What is womanhood? What does it mean to reclaim the female form? And what does it mean to see yourself through someone else’s eyes?
Seven female artists pose these questions at Qualia Contemporary Art’s new exhibition, “Our Bodies Through Our Eyes,” on view from Saturday, November 9, 2024 to Saturday, January 4, 2025 at Hamilton, Palo Alto. The exhibition comprises over 30 pieces that unearth layers of personal experience, feeling, and vulnerability, culminating in tender representations of the female form.
Director and exhibition curator Dacia Xu describes her inspiration for the show as a desire to “deconstruct the social ideas of femininity, beauty, and gender itself,” and to create a space for women’s representations of themselves to flourish organically, unconstrained by social compulsion or external repression.
“I want to create a show for women,” Xu said. “For how we look at our bodies. How we want to present ourselves. And to deconstruct the traditions and even the objectification of our bodies.”
The exhibition does precisely this: presenting work from multiple generations of female artists, who tackle these themes from distinct stylistic and cultural vantage points. Each artist dissects and reassembles the female body, examining how representations have changed across the past 50 years.
The artwork is personal and vulnerable. It doesn’t feel moralizing, in a time where feminist art is often typecast as shallow, radical, or reductive. Nor is the exhibition meant to be a sententious “lecture” on feminism or women’s political oppression. Rather, it’s a dedication to these seven artists’ personal, candid experiences of being women.
“The artists use their own angles to portray womanhood — it shows their authenticity, creativity, and you are immediately attracted to it,” Xu said. “They’re so different, but they all portray this idea: look at my body, but through my body, I want to show you my resistance to the traditional definition of femininity, this reclamation of the body, and also this healing.”

■ **RAW RECORDS**:
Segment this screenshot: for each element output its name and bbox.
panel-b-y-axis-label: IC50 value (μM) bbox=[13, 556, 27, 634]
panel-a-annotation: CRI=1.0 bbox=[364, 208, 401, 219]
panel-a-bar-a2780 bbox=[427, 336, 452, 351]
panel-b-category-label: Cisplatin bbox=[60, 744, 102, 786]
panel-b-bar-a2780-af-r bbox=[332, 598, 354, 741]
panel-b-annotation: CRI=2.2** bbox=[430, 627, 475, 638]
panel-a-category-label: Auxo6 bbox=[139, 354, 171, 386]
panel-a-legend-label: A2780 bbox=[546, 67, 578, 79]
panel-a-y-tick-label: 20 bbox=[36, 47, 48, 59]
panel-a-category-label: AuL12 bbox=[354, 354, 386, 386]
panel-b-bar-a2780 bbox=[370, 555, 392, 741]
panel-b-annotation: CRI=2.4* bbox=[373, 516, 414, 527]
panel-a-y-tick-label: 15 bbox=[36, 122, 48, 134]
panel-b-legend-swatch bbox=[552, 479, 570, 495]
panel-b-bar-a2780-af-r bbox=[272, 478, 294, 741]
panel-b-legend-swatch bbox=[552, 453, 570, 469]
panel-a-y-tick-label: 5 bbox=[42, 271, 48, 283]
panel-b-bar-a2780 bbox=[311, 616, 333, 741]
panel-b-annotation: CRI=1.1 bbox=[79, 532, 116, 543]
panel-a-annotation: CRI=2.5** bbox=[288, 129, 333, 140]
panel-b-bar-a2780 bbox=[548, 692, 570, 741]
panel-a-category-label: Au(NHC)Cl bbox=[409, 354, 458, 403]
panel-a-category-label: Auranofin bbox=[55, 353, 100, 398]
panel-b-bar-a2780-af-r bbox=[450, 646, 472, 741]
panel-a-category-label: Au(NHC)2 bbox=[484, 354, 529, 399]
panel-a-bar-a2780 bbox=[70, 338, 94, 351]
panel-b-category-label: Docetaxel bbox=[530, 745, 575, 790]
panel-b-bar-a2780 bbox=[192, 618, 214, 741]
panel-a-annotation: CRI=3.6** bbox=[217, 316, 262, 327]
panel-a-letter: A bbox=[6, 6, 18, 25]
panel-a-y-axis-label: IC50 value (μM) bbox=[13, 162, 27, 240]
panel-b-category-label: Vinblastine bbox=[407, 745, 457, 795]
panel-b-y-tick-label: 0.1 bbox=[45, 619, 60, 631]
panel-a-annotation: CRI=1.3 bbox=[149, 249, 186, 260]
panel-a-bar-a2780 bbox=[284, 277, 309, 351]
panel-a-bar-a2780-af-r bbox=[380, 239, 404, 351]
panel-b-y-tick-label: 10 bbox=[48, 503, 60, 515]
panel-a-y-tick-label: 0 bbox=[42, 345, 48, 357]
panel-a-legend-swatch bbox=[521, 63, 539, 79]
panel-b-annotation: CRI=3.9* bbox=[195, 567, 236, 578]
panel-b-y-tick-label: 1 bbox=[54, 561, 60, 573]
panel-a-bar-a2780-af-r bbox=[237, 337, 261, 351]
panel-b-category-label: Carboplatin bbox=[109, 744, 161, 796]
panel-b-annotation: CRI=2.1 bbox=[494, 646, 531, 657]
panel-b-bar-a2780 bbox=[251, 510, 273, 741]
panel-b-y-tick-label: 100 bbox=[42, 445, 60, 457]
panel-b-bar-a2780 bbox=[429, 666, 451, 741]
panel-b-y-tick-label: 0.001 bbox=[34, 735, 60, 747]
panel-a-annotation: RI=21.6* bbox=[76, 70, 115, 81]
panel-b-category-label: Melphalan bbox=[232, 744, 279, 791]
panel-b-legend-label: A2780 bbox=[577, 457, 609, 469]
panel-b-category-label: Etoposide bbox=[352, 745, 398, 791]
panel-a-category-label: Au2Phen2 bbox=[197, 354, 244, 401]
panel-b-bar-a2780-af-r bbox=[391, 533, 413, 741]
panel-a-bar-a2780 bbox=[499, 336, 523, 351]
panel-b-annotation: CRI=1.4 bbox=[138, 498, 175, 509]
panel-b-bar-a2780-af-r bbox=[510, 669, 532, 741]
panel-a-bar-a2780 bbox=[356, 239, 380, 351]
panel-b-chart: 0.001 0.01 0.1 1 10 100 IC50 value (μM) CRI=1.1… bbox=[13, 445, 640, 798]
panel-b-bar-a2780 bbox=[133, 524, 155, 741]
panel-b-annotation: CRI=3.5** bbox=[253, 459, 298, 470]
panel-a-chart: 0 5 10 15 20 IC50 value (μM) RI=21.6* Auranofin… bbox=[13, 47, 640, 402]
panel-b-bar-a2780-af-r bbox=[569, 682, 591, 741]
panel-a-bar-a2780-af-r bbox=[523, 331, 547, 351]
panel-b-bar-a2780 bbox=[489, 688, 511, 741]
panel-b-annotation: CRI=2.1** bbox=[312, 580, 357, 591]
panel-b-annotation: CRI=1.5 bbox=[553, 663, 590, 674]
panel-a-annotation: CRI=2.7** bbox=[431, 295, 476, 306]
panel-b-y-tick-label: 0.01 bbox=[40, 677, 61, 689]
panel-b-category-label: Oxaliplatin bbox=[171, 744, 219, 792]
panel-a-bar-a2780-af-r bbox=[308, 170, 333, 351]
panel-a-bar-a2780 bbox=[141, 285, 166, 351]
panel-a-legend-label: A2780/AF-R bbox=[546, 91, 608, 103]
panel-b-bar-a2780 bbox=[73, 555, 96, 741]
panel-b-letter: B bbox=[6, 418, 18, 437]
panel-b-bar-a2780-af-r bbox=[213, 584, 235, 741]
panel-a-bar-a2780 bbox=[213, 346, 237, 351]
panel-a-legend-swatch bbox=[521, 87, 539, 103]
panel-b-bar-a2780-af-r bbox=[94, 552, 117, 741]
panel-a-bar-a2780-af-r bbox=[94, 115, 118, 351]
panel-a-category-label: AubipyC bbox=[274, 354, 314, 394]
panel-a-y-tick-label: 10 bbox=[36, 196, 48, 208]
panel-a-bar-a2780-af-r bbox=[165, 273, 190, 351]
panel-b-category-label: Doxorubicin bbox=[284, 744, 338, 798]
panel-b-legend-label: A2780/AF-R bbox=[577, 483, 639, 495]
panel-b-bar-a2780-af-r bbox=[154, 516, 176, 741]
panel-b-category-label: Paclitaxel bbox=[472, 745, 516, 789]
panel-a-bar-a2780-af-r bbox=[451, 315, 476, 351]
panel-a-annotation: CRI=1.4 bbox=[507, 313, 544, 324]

■ **WORK TO DO**:
- 1) List every question that the article on the "Our Bodies Through Our Eyes" exhibition poses in its opening paragraph.
- 2) Carry the article on the "Our Bodies Through Our Eyes" exhibition forward from its last sentence.

■ **ANSWERS TO THE PROBLEMS**:
- 1)
What is womanhood?
What does it mean to reclaim the female form?
What does it mean to see yourself through someone else's eyes?

- 2)
The artist Gina M. Contreras’ folk-inspired self-portraits particularly highlight this authenticity. Her nude portraits are deeply personal, tasteful, embracing nudity as a medium for introspection and agency. Her paintings distill the female form down to its plainest, rawest forms. The colors are flat, candid, deceptively simple, and, as Xu personally describes, “have this air of comfortability.”
“The most vulnerable a person can be is when they are nude,” Contreras said. “I’ve always been a bigger girl, so I’ve been told to cover up. In my paintings, I’m shedding that, exposing myself to a whole new audience. I feel it’s not vulgar. It’s very sensitive and appealing, and I’m very grateful that I do have an audience that can relate — that doesn’t only see the nudity but also the vulnerability.”
Her paintings are multidimensional, internally through the flattened, layered composition, and externally through the painting and audience. Contreras intended for her paintings to be almost conversational: you look at the paintings, the paintings look back at you. You look upon a window into her life, and she, in the painting, looks into yours.
“I love people, I love storytelling,” Contreras said. “I want people to build that connection with the art, with me, to be able to talk about why they’re connecting with a plus size Mexican woman, and understand what her feelings are, but also their own feelings too.”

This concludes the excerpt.